Instructions to follow.
Wherever the string "tiempo" appears in the listing, copy that line.

##### Records provided

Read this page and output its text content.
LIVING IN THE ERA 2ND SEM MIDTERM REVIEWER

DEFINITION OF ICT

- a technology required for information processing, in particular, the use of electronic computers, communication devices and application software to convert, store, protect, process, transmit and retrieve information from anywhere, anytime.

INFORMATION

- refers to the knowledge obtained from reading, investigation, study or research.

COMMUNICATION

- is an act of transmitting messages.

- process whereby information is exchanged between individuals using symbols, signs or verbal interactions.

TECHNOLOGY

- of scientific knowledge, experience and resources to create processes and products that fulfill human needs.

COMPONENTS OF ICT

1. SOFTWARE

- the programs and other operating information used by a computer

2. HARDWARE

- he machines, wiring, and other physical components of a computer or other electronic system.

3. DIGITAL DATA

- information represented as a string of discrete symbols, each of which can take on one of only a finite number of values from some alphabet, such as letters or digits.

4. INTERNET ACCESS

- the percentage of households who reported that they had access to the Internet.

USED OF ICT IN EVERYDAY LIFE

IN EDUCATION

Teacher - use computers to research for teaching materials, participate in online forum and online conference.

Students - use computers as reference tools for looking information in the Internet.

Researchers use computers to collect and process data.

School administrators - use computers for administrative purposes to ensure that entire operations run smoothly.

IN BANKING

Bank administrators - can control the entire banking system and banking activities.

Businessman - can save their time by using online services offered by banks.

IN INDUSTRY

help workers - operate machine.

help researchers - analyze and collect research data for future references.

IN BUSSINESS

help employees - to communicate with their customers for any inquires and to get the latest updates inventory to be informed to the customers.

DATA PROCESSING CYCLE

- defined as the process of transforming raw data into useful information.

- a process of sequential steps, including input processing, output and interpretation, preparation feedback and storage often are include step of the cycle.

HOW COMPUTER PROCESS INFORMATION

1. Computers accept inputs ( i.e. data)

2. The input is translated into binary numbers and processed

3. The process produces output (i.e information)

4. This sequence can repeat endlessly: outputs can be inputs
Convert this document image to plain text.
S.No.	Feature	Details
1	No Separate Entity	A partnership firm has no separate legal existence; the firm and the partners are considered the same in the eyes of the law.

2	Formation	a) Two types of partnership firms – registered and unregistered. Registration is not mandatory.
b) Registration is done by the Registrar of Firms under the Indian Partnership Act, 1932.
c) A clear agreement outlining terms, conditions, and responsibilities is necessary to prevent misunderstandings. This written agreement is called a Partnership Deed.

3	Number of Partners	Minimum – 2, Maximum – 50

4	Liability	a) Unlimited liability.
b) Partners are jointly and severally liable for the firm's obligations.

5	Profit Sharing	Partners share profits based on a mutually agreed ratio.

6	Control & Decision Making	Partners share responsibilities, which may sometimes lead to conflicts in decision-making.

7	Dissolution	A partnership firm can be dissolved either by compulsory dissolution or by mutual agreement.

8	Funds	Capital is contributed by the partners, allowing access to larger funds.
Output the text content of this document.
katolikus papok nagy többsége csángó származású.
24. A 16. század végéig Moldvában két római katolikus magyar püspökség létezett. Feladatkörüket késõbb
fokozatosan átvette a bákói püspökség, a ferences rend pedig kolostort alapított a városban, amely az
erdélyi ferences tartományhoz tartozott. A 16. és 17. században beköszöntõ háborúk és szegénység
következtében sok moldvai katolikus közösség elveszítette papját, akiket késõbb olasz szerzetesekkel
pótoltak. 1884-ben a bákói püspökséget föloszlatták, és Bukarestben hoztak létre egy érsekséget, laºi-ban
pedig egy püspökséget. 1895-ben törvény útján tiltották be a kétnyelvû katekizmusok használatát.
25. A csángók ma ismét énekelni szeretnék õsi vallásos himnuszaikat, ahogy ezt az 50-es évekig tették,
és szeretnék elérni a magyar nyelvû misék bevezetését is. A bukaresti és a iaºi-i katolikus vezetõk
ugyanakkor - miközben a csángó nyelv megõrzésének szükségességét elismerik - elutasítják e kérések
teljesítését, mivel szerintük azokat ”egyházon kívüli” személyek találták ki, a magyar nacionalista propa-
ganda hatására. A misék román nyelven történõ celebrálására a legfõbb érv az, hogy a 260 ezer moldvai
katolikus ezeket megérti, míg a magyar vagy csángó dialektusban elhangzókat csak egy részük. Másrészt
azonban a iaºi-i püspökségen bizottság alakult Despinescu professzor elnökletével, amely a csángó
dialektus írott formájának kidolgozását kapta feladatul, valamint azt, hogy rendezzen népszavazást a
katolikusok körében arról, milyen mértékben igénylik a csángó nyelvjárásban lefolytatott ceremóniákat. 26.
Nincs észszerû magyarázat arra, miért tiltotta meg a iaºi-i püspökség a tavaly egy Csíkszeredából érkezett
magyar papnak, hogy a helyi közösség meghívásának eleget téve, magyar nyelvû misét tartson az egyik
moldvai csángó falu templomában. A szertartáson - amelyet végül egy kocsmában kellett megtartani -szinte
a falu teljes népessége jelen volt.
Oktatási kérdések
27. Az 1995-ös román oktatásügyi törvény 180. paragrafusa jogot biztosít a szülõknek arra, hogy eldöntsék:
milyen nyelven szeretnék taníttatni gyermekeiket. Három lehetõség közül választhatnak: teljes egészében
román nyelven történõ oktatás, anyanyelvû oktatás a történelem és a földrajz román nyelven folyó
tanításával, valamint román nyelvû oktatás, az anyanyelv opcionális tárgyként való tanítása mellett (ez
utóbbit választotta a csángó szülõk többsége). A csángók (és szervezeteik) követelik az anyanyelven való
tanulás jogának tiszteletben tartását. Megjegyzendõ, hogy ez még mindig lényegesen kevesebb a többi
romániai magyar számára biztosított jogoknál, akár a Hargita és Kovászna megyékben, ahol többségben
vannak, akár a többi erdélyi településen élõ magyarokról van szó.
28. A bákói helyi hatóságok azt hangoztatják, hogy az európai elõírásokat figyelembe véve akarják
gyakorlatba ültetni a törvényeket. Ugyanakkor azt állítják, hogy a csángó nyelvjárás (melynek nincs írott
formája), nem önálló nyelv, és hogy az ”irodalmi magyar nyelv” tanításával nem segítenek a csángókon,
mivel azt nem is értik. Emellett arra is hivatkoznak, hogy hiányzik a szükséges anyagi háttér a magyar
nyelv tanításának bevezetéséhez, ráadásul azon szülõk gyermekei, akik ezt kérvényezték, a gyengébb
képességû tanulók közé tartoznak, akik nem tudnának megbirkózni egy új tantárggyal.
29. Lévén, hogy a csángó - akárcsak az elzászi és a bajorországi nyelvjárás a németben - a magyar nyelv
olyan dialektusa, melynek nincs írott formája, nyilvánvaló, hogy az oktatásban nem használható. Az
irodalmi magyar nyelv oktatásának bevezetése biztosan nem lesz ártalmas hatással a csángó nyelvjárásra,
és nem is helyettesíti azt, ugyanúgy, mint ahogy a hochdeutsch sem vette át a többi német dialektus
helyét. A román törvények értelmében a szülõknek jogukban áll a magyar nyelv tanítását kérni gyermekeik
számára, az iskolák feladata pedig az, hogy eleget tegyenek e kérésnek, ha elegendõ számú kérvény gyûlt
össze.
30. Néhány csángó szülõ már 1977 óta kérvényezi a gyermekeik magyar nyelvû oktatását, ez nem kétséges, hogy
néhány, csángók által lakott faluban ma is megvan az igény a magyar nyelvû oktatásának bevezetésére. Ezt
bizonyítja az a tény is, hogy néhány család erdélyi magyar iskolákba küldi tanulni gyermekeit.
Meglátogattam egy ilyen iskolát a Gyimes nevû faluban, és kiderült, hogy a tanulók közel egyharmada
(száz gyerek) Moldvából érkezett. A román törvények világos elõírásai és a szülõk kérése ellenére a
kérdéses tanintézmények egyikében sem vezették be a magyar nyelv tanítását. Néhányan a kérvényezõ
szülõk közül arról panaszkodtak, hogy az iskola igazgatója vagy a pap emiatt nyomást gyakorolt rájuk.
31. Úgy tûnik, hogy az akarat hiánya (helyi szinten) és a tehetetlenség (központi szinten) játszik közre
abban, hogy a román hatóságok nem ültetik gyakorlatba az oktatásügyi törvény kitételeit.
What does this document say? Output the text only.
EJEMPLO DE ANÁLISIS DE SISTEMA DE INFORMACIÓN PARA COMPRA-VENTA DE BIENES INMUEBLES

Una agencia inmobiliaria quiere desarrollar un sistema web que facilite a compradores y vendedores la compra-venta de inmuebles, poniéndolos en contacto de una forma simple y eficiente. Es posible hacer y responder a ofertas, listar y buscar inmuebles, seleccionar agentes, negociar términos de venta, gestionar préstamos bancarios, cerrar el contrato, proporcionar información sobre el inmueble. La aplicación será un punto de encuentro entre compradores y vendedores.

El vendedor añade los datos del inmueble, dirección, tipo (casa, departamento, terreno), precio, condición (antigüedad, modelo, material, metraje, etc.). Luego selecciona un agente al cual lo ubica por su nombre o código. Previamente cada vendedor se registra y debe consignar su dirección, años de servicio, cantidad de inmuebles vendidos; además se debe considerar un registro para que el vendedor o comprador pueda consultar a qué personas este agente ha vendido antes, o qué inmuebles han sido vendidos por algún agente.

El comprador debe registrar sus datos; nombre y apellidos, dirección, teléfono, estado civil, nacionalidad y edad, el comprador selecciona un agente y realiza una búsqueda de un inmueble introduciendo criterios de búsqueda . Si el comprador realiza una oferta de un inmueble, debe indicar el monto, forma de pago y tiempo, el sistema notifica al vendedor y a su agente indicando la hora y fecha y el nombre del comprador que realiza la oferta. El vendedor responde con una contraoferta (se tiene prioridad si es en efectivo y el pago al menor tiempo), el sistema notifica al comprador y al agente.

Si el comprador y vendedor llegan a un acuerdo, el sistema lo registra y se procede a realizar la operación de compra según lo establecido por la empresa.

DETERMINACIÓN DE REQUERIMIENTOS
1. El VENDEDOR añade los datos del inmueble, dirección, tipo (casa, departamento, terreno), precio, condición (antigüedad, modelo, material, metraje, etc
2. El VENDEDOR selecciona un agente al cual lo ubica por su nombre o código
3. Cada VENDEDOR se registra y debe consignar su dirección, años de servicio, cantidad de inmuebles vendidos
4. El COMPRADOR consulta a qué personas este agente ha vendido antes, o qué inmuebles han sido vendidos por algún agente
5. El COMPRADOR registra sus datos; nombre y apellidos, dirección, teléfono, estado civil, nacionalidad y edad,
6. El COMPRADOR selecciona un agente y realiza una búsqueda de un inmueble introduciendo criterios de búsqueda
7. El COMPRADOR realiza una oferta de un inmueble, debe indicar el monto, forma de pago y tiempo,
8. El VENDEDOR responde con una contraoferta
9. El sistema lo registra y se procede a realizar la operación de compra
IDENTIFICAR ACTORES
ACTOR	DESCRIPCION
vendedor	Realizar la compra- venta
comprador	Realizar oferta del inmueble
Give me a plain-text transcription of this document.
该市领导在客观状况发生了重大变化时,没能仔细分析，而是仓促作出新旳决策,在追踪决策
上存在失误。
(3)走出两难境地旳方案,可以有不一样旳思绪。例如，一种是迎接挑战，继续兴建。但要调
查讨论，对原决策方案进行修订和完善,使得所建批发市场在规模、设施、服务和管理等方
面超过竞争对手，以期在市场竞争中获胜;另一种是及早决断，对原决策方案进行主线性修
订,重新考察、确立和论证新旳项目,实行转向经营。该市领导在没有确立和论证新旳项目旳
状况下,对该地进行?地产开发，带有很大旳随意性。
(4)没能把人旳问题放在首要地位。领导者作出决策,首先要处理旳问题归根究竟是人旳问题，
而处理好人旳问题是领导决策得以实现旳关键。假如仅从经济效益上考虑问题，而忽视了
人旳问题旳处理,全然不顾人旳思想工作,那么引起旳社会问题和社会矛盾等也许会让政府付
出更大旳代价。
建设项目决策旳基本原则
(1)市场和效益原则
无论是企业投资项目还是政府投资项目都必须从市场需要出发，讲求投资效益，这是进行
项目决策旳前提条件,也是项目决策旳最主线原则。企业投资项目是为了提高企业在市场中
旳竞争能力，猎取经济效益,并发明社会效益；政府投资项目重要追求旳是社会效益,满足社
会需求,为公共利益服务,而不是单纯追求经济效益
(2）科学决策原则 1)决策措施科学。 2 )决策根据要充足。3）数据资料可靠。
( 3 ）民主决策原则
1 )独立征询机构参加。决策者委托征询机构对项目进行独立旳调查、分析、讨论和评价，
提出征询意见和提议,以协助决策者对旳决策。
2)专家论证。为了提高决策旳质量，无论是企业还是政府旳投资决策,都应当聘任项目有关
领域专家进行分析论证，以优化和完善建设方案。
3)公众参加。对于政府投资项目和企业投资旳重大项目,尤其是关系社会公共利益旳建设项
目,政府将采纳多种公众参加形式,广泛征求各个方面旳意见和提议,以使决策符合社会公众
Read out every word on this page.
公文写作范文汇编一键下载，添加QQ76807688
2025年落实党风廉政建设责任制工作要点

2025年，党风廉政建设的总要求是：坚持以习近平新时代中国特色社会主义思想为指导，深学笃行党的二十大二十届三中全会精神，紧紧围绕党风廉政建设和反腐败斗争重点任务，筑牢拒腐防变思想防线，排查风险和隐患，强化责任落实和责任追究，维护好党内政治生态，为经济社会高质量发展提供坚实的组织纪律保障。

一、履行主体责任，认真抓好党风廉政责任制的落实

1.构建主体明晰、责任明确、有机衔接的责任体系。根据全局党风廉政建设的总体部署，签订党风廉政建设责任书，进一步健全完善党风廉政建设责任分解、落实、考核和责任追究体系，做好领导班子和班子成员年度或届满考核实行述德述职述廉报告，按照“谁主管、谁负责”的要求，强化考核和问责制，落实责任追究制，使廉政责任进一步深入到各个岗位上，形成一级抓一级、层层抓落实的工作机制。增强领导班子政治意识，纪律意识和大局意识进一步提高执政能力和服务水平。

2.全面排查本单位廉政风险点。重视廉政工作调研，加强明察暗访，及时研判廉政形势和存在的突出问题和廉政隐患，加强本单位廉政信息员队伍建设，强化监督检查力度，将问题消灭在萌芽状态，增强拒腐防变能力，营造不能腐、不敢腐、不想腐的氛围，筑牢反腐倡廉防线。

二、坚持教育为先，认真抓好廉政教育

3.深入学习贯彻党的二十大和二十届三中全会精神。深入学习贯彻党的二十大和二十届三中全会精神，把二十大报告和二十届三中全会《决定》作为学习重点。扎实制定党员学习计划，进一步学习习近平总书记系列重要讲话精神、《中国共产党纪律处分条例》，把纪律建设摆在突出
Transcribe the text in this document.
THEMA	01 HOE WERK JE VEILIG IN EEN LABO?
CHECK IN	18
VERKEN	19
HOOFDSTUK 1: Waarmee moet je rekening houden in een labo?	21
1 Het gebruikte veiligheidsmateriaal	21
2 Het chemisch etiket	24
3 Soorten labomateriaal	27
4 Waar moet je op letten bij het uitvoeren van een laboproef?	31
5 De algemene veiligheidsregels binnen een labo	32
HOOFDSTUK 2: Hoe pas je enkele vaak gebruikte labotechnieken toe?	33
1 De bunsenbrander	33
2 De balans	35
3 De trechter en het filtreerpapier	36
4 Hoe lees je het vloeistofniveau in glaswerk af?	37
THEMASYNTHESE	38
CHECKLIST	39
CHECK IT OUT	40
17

##########

Complete response.
El comprador debe registrar sus datos; nombre y apellidos, dirección, teléfono, estado civil, nacionalidad y edad, el comprador selecciona un agente y realiza una búsqueda de un inmueble introduciendo criterios de búsqueda . Si el comprador realiza una oferta de un inmueble, debe indicar el monto, forma de pago y tiempo, el sistema notifica al vendedor y a su agente indicando la hora y fecha y el nombre del comprador que realiza la oferta. El vendedor responde con una contraoferta (se tiene prioridad si es en efectivo y el pago al menor tiempo), el sistema notifica al comprador y al agente.
7. El COMPRADOR realiza una oferta de un inmueble, debe indicar el monto, forma de pago y tiempo,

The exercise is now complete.